━━━━━ MATERIAL TO PROCESS ━━━━━

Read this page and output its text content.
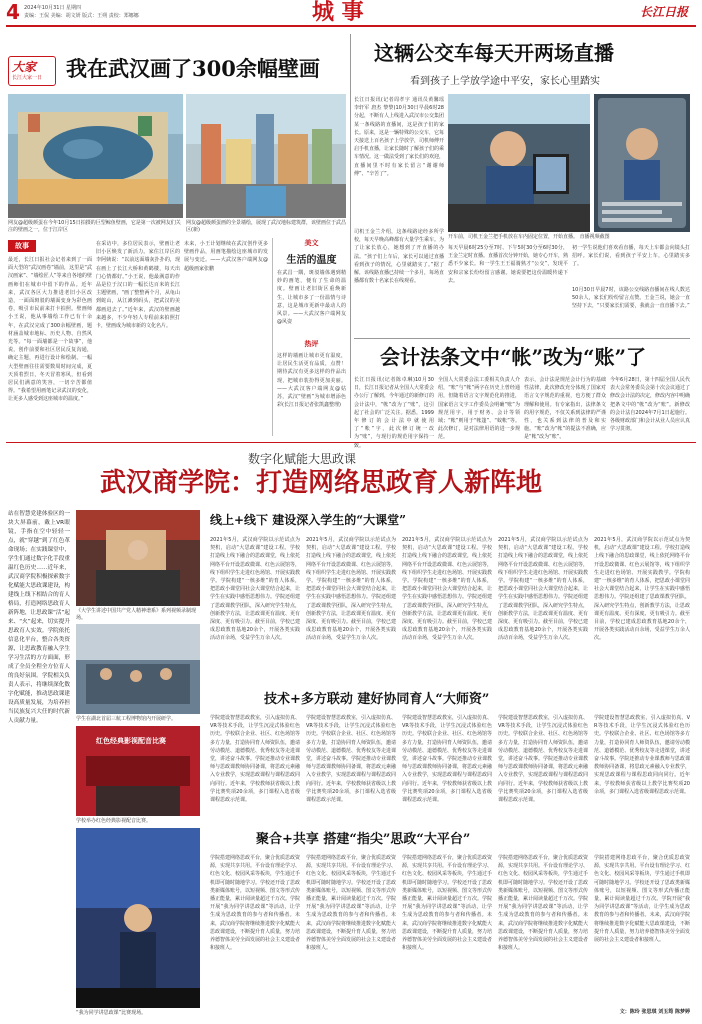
4 2024年10月31日 星期四
责编：王侃 美编：胡文妍 版式：王朔 责校：郑娜娜	城 事	长江日报
大家
长江大家一日 我在武汉画了300余幅壁画
网友@超级颜蛋在今年10月15日拍摄的巨型鲸鱼壁画，它是第一次被网友们关注的壁画之一，位于江岸区
网友@超级颜蛋画的全景墙绘，展现了武汉地标建筑群，该壁画位于武昌区(新)
故事
最近，长江日报社会记者来到了一面面大型的“武汉画卷”墙前，这里是“武汉画家”、“墙绘匠人”等来自各地的壁画师们在城市中留下的作品。近年来，武汉各区大力推进老旧小区改造，一面面斑驳的墙面变身为彩色画卷，吸引市民前来打卡拍照。壁画师小王说，他从事墙绘工作已有十余年，在武汉完成了300余幅壁画，题材涵盖城市地标、历史人物、自然风光等。“每一面墙都是一个故事”，他说，创作前要和社区居民反复沟通，确定主题，再进行设计和绘制。一幅大型壁画往往需要数周时间完成，夏天顶着烈日，冬天冒着寒风，但看到居民们满意的笑容，一切辛苦都值得。“我希望用画笔记录武汉的变化，让更多人感受到这座城市的温度。”
在采访中，多位居民表示，壁画让老旧小区焕发了新活力。家住江岸区的李阿姨说：“以前这面墙灰扑扑的，现在画上了长江大桥和黄鹤楼，每天出门心情都好。”小王说，他最满意的作品是位于汉口的一幅长达百米的长江主题壁画，“画了整整两个月，从龟山到蛇山，从江滩到码头，把武汉的美都画进去了。”近年来，武汉的壁画越来越多，不少年轻人专程前来拍照打卡，壁画成为城市新的文化名片。
未来，小王计划继续在武汉创作更多壁画作品，用画笔描绘这座城市的发展与变迁。——大武汉客户端网友@超级画家张鹏
美文
生活的温度
在武昌一隅，斑驳墙体遇到精妙的画笔，便有了生命的温度。壁画让老旧街区重焕新生，让城市多了一份温情与诗意，这是城市更新中最动人的风景。——大武汉客户端网友@风姿
热评
这样的墙画让城市更有温度，让居民生活更有品质，点赞！期待武汉有更多这样的作品出现，把城市装扮得更加美丽。——大武汉客户端网友@姑苏，武汉“壁画”为城市增添色彩(长江日报记者张凯鑫整理)
这辆公交车每天开两场直播
看到孩子上学放学途中平安，家长心里踏实
长江日报讯(记者周孝宇 通讯员黄馨瑶 李轩军 唐杰 黎黎)10月30日早晨6时28分起，不断有人上线进入武汉市公交集团某一条线路的直播间，这是孩子们的家长。原来，这是一辆特殊的公交车，它每天接送上百名孩子上学放学，司机师傅开启手机直播，让家长随时了解孩子们的乘车情况。这一做法受到了家长们的欢迎，直播间里不时有家长留言“谢谢师傅”、“辛苦了”。
司机王金兰介绍，这条线路途经多所学校，每天早晚高峰都有大量学生乘车。为了让家长放心，她想到了开直播的办法。“孩子们上车后，家长可以通过直播看到孩子的情况，心里就踏实了。”据了解，该线路直播已持续一个多月，每场直播都有数十名家长在线观看。
开车前，司机王金兰把手机放在车内固定位置，开始直播。 直播视频截图
每天早晨6时25分至7时、下午5时30分至6时30分，王金兰定时直播。直播首次分钟开始，她专心开车，熟悉不少家长。和一学生王王福骑熟才“公交”，发现平安和宗家长纷纷留言感谢。她说要把这份温暖传递下去。
初一学生说他们喜欢看直播，每天上车都会向镜头打招呼。家长们说，看到孩子平安上车，心里踏实多了。
10月30日早晨7时，该路公交线路直播间在线人数达50余人，家长们纷纷留言点赞。王金兰说，她会一直坚持下去，“只要家长们需要，我就会一直直播下去。”
会计法条文中“帐”改为“账”了
长江日报讯(记者陈卓琳)10月30日，长江日报记者从全国人大常委会办公厅了解到，今年通过的新修订的会计法中，“帐”改为了“账”，这引起了社会的广泛关注。据悉，1999年修订的会计法中就使用了“帐”字，此次修订统一改为“账”，与现行的规范用字保持一致。
全国人大常委会法工委相关负责人介绍，“账”与“帐”两字在历史上曾经通用，但随着语言文字规范化的推进，国家语言文字工作委员会明确“账”为规范用字，用于财务、会计等领域；“帐”则用于“帐篷”、“蚊帐”等。此次修订，是对法律用语的进一步规范。
表示，会计法是规范会计行为的基础性法律，此次修改充分体现了国家对语言文字规范的重视，也方便了群众理解和使用。有专家指出，法律条文的用字规范，不仅关系到法律的严谨性，也关系到法律的普及和实施。“账”改为“帐”的提法不准确，应是“帐”改为“账”。
今年6月28日，第十四届全国人民代表大会常务委员会第十次会议通过了修改会计法的决定，修改内容中明确把条文中的“帐”改为“账”。新修改的会计法自2024年7月1日起施行。各级财政部门和会计从业人员应认真学习贯彻。
数字化赋能大思政课
武汉商学院：打造网络思政育人新阵地
站在智慧党建体验区的一块大屏幕前，戴上VR眼镜，手指在空中轻轻一点，就“穿越”到了红色革命现场；在实践课堂中，学生们通过数字化手段重温红色历史……近年来，武汉商学院积极探索数字化赋能大思政课建设，构建线上线下相结合的育人格局，打造网络思政育人新阵地，让思政课“活”起来、“火”起来，切实提升思政育人实效。学院依托信息化平台，整合各类资源，让思政教育融入学生学习生活的方方面面，形成了全员全程全方位育人的良好氛围。学院相关负责人表示，将继续深化数字化赋能，推动思政课建设高质量发展，为培养担当民族复兴大任的时代新人贡献力量。
《大学生讲述中国共产党人精神谱系》系列视频录制现场。
学生在湖北首届三航工程博物馆内开展研学。
红色经典影视配音比赛
学校举办红色经典影视配音比赛。
“我为同学讲思政课”比赛现场。
线上+线下 建设深入学生的“大课堂”
2021年5月，武汉商学院以示范试点为契机，启动“大思政课”建设工程。学校打造线上线下融合的思政课堂，线上依托网络平台开设思政微课、红色云展馆等，线下组织学生走进红色场馆、开展实践教学。学院构建“一核多维”的育人体系，把思政小课堂同社会大课堂结合起来，让学生在实践中感悟思想伟力。学院还组建了思政课教学团队，深入研究学生特点，创新教学方法，让思政课更有温度、更有深度、更有吸引力。截至目前，学校已建成思政教育基地20余个，开展各类实践活动百余场，受益学生万余人次。
2021年5月，武汉商学院以示范试点为契机，启动“大思政课”建设工程。学校打造线上线下融合的思政课堂，线上依托网络平台开设思政微课、红色云展馆等，线下组织学生走进红色场馆、开展实践教学。学院构建“一核多维”的育人体系，把思政小课堂同社会大课堂结合起来，让学生在实践中感悟思想伟力。学院还组建了思政课教学团队，深入研究学生特点，创新教学方法，让思政课更有温度、更有深度、更有吸引力。截至目前，学校已建成思政教育基地20余个，开展各类实践活动百余场，受益学生万余人次。
2021年5月，武汉商学院以示范试点为契机，启动“大思政课”建设工程。学校打造线上线下融合的思政课堂，线上依托网络平台开设思政微课、红色云展馆等，线下组织学生走进红色场馆、开展实践教学。学院构建“一核多维”的育人体系，把思政小课堂同社会大课堂结合起来，让学生在实践中感悟思想伟力。学院还组建了思政课教学团队，深入研究学生特点，创新教学方法，让思政课更有温度、更有深度、更有吸引力。截至目前，学校已建成思政教育基地20余个，开展各类实践活动百余场，受益学生万余人次。
2021年5月，武汉商学院以示范试点为契机，启动“大思政课”建设工程。学校打造线上线下融合的思政课堂，线上依托网络平台开设思政微课、红色云展馆等，线下组织学生走进红色场馆、开展实践教学。学院构建“一核多维”的育人体系，把思政小课堂同社会大课堂结合起来，让学生在实践中感悟思想伟力。学院还组建了思政课教学团队，深入研究学生特点，创新教学方法，让思政课更有温度、更有深度、更有吸引力。截至目前，学校已建成思政教育基地20余个，开展各类实践活动百余场，受益学生万余人次。
2021年5月，武汉商学院以示范试点为契机，启动“大思政课”建设工程。学校打造线上线下融合的思政课堂，线上依托网络平台开设思政微课、红色云展馆等，线下组织学生走进红色场馆、开展实践教学。学院构建“一核多维”的育人体系，把思政小课堂同社会大课堂结合起来，让学生在实践中感悟思想伟力。学院还组建了思政课教学团队，深入研究学生特点，创新教学方法，让思政课更有温度、更有深度、更有吸引力。截至目前，学校已建成思政教育基地20余个，开展各类实践活动百余场，受益学生万余人次。
技术+多方联动 建好协同育人“大师资”
学院建设智慧思政教室，引入虚拟仿真、VR等技术手段，让学生沉浸式体验红色历史。学校联合企业、社区、红色场馆等多方力量，打造协同育人师资队伍，邀请劳动模范、道德模范、优秀校友等走进课堂，讲述奋斗故事。学院还推动专业课教师与思政课教师协同备课，将思政元素融入专业教学，实现思政课程与课程思政同向同行。近年来，学校教师获省级以上教学比赛奖项20余项，多门课程入选省级课程思政示范课。
学院建设智慧思政教室，引入虚拟仿真、VR等技术手段，让学生沉浸式体验红色历史。学校联合企业、社区、红色场馆等多方力量，打造协同育人师资队伍，邀请劳动模范、道德模范、优秀校友等走进课堂，讲述奋斗故事。学院还推动专业课教师与思政课教师协同备课，将思政元素融入专业教学，实现思政课程与课程思政同向同行。近年来，学校教师获省级以上教学比赛奖项20余项，多门课程入选省级课程思政示范课。
学院建设智慧思政教室，引入虚拟仿真、VR等技术手段，让学生沉浸式体验红色历史。学校联合企业、社区、红色场馆等多方力量，打造协同育人师资队伍，邀请劳动模范、道德模范、优秀校友等走进课堂，讲述奋斗故事。学院还推动专业课教师与思政课教师协同备课，将思政元素融入专业教学，实现思政课程与课程思政同向同行。近年来，学校教师获省级以上教学比赛奖项20余项，多门课程入选省级课程思政示范课。
学院建设智慧思政教室，引入虚拟仿真、VR等技术手段，让学生沉浸式体验红色历史。学校联合企业、社区、红色场馆等多方力量，打造协同育人师资队伍，邀请劳动模范、道德模范、优秀校友等走进课堂，讲述奋斗故事。学院还推动专业课教师与思政课教师协同备课，将思政元素融入专业教学，实现思政课程与课程思政同向同行。近年来，学校教师获省级以上教学比赛奖项20余项，多门课程入选省级课程思政示范课。
学院建设智慧思政教室，引入虚拟仿真、VR等技术手段，让学生沉浸式体验红色历史。学校联合企业、社区、红色场馆等多方力量，打造协同育人师资队伍，邀请劳动模范、道德模范、优秀校友等走进课堂，讲述奋斗故事。学院还推动专业课教师与思政课教师协同备课，将思政元素融入专业教学，实现思政课程与课程思政同向同行。近年来，学校教师获省级以上教学比赛奖项20余项，多门课程入选省级课程思政示范课。
聚合+共享 搭建“指尖”思政“大平台”
学院搭建网络思政平台，聚合优质思政资源，实现共享共用。平台设有理论学习、红色文化、校园风采等板块，学生通过手机即可随时随地学习。学校还开设了思政类新媒体账号，以短视频、图文等形式传播正能量，累计阅读量超过千万次。学院开展“我为同学讲思政课”等活动，让学生成为思政教育的参与者和传播者。未来，武汉商学院将继续推进数字化赋能大思政课建设，不断提升育人质量，努力培养德智体美劳全面发展的社会主义建设者和接班人。
学院搭建网络思政平台，聚合优质思政资源，实现共享共用。平台设有理论学习、红色文化、校园风采等板块，学生通过手机即可随时随地学习。学校还开设了思政类新媒体账号，以短视频、图文等形式传播正能量，累计阅读量超过千万次。学院开展“我为同学讲思政课”等活动，让学生成为思政教育的参与者和传播者。未来，武汉商学院将继续推进数字化赋能大思政课建设，不断提升育人质量，努力培养德智体美劳全面发展的社会主义建设者和接班人。
学院搭建网络思政平台，聚合优质思政资源，实现共享共用。平台设有理论学习、红色文化、校园风采等板块，学生通过手机即可随时随地学习。学校还开设了思政类新媒体账号，以短视频、图文等形式传播正能量，累计阅读量超过千万次。学院开展“我为同学讲思政课”等活动，让学生成为思政教育的参与者和传播者。未来，武汉商学院将继续推进数字化赋能大思政课建设，不断提升育人质量，努力培养德智体美劳全面发展的社会主义建设者和接班人。
学院搭建网络思政平台，聚合优质思政资源，实现共享共用。平台设有理论学习、红色文化、校园风采等板块，学生通过手机即可随时随地学习。学校还开设了思政类新媒体账号，以短视频、图文等形式传播正能量，累计阅读量超过千万次。学院开展“我为同学讲思政课”等活动，让学生成为思政教育的参与者和传播者。未来，武汉商学院将继续推进数字化赋能大思政课建设，不断提升育人质量，努力培养德智体美劳全面发展的社会主义建设者和接班人。
学院搭建网络思政平台，聚合优质思政资源，实现共享共用。平台设有理论学习、红色文化、校园风采等板块，学生通过手机即可随时随地学习。学校还开设了思政类新媒体账号，以短视频、图文等形式传播正能量，累计阅读量超过千万次。学院开展“我为同学讲思政课”等活动，让学生成为思政教育的参与者和传播者。未来，武汉商学院将继续推进数字化赋能大思政课建设，不断提升育人质量，努力培养德智体美劳全面发展的社会主义建设者和接班人。
文：陈玲 张思琪 刘玉筠 陈梦婷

━━━━━

▶ TASK TO CARRY OUT:
Return each full line of the entries that contains the word "大武汉客户端网友".

▶ RESPONSE TO THE TASK:
未来，小王计划继续在武汉创作更多壁画作品，用画笔描绘这座城市的发展与变迁。——大武汉客户端网友@超级画家张鹏
在武昌一隅，斑驳墙体遇到精妙的画笔，便有了生命的温度。壁画让老旧街区重焕新生，让城市多了一份温情与诗意，这是城市更新中最动人的风景。——大武汉客户端网友@风姿
这样的墙画让城市更有温度，让居民生活更有品质，点赞！期待武汉有更多这样的作品出现，把城市装扮得更加美丽。——大武汉客户端网友@姑苏，武汉“壁画”为城市增添色彩(长江日报记者张凯鑫整理)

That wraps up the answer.